DATA IN THIS EXERCISE »
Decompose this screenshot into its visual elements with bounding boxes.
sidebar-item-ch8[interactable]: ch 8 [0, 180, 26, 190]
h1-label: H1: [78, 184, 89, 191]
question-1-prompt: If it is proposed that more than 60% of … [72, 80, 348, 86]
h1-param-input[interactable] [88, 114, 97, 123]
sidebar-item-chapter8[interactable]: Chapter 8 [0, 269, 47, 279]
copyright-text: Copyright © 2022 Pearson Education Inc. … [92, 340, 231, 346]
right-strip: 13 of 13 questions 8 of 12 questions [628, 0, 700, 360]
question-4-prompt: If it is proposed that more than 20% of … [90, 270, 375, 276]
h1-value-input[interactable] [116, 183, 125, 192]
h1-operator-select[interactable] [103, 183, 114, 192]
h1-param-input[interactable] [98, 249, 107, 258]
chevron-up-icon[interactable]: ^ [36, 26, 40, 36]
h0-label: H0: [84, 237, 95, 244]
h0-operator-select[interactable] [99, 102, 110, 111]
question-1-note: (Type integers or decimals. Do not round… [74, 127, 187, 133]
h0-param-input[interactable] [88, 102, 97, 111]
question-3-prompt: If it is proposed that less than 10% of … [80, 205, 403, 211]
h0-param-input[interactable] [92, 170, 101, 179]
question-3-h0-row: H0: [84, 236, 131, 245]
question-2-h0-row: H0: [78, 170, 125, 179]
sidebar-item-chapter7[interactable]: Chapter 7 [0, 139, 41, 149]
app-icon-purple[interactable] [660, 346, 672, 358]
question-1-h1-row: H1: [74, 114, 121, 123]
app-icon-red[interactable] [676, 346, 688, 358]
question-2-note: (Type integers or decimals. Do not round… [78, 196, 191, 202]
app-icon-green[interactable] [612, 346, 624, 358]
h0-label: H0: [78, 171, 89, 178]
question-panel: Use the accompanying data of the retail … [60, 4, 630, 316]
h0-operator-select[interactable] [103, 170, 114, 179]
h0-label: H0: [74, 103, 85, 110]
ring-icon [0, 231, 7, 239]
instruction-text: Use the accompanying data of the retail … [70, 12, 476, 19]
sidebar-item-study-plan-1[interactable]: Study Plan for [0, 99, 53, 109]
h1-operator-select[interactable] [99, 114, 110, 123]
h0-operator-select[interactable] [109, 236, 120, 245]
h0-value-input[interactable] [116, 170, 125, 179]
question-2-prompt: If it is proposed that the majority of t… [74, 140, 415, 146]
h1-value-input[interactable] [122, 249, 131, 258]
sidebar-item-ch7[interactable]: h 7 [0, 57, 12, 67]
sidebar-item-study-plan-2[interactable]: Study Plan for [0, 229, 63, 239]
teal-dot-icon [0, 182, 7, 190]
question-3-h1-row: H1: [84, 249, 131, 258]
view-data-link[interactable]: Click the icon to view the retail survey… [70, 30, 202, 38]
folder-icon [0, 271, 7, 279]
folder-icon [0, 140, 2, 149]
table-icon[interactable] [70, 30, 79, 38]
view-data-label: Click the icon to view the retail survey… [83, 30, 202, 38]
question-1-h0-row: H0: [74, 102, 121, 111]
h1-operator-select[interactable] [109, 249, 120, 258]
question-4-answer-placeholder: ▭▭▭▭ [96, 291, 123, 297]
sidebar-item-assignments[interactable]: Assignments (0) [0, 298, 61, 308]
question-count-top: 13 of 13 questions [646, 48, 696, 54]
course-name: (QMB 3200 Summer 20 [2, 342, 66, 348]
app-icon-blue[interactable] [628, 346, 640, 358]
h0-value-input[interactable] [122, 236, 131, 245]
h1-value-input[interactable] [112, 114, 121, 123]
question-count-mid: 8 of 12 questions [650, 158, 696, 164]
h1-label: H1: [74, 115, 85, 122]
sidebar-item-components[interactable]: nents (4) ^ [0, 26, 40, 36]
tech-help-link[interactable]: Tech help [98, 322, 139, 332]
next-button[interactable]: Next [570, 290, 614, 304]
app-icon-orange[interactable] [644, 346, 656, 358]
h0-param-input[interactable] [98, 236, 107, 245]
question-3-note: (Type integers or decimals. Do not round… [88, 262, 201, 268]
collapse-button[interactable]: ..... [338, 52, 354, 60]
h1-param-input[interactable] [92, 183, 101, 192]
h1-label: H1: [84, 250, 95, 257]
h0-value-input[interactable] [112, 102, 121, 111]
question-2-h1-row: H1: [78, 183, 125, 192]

INSTRUCTIONS TO FOLLOW »
Rewrite all the records above, substituting "Pearson Learning" for "Pearson Education" and leaving everything else unchanged.

REPLY TO THE EXERCISE »
Decompose this screenshot into its visual elements with bounding boxes.
sidebar-item-ch8[interactable]: ch 8 [0, 180, 26, 190]
h1-label: H1: [78, 184, 89, 191]
question-1-prompt: If it is proposed that more than 60% of … [72, 80, 348, 86]
h1-param-input[interactable] [88, 114, 97, 123]
sidebar-item-chapter8[interactable]: Chapter 8 [0, 269, 47, 279]
copyright-text: Copyright © 2022 Pearson Learning Inc. … [92, 340, 231, 346]
right-strip: 13 of 13 questions 8 of 12 questions [628, 0, 700, 360]
question-4-prompt: If it is proposed that more than 20% of … [90, 270, 375, 276]
h1-value-input[interactable] [116, 183, 125, 192]
h1-operator-select[interactable] [103, 183, 114, 192]
h1-param-input[interactable] [98, 249, 107, 258]
chevron-up-icon[interactable]: ^ [36, 26, 40, 36]
h0-label: H0: [84, 237, 95, 244]
h0-operator-select[interactable] [99, 102, 110, 111]
question-1-note: (Type integers or decimals. Do not round… [74, 127, 187, 133]
h0-param-input[interactable] [88, 102, 97, 111]
question-3-prompt: If it is proposed that less than 10% of … [80, 205, 403, 211]
h0-param-input[interactable] [92, 170, 101, 179]
question-3-h0-row: H0: [84, 236, 131, 245]
question-2-h0-row: H0: [78, 170, 125, 179]
sidebar-item-chapter7[interactable]: Chapter 7 [0, 139, 41, 149]
app-icon-purple[interactable] [660, 346, 672, 358]
question-1-h1-row: H1: [74, 114, 121, 123]
app-icon-red[interactable] [676, 346, 688, 358]
question-2-note: (Type integers or decimals. Do not round… [78, 196, 191, 202]
app-icon-green[interactable] [612, 346, 624, 358]
h0-label: H0: [78, 171, 89, 178]
question-panel: Use the accompanying data of the retail … [60, 4, 630, 316]
h0-operator-select[interactable] [103, 170, 114, 179]
h0-label: H0: [74, 103, 85, 110]
ring-icon [0, 231, 7, 239]
instruction-text: Use the accompanying data of the retail … [70, 12, 476, 19]
sidebar-item-study-plan-1[interactable]: Study Plan for [0, 99, 53, 109]
h1-operator-select[interactable] [99, 114, 110, 123]
h0-operator-select[interactable] [109, 236, 120, 245]
h0-value-input[interactable] [116, 170, 125, 179]
question-2-prompt: If it is proposed that the majority of t… [74, 140, 415, 146]
h1-value-input[interactable] [122, 249, 131, 258]
sidebar-item-ch7[interactable]: h 7 [0, 57, 12, 67]
sidebar-item-study-plan-2[interactable]: Study Plan for [0, 229, 63, 239]
teal-dot-icon [0, 182, 7, 190]
question-3-h1-row: H1: [84, 249, 131, 258]
view-data-link[interactable]: Click the icon to view the retail survey… [70, 30, 202, 38]
folder-icon [0, 271, 7, 279]
folder-icon [0, 140, 2, 149]
table-icon[interactable] [70, 30, 79, 38]
view-data-label: Click the icon to view the retail survey… [83, 30, 202, 38]
question-1-h0-row: H0: [74, 102, 121, 111]
h1-operator-select[interactable] [109, 249, 120, 258]
question-4-answer-placeholder: ▭▭▭▭ [96, 291, 123, 297]
sidebar-item-assignments[interactable]: Assignments (0) [0, 298, 61, 308]
question-count-top: 13 of 13 questions [646, 48, 696, 54]
course-name: (QMB 3200 Summer 20 [2, 342, 66, 348]
app-icon-blue[interactable] [628, 346, 640, 358]
h0-value-input[interactable] [122, 236, 131, 245]
h1-value-input[interactable] [112, 114, 121, 123]
question-count-mid: 8 of 12 questions [650, 158, 696, 164]
h1-label: H1: [74, 115, 85, 122]
sidebar-item-components[interactable]: nents (4) ^ [0, 26, 40, 36]
tech-help-link[interactable]: Tech help [98, 322, 139, 332]
next-button[interactable]: Next [570, 290, 614, 304]
app-icon-orange[interactable] [644, 346, 656, 358]
h0-param-input[interactable] [98, 236, 107, 245]
question-3-note: (Type integers or decimals. Do not round… [88, 262, 201, 268]
collapse-button[interactable]: ..... [338, 52, 354, 60]
h1-param-input[interactable] [92, 183, 101, 192]
h1-label: H1: [84, 250, 95, 257]
h0-value-input[interactable] [112, 102, 121, 111]
question-2-h1-row: H1: [78, 183, 125, 192]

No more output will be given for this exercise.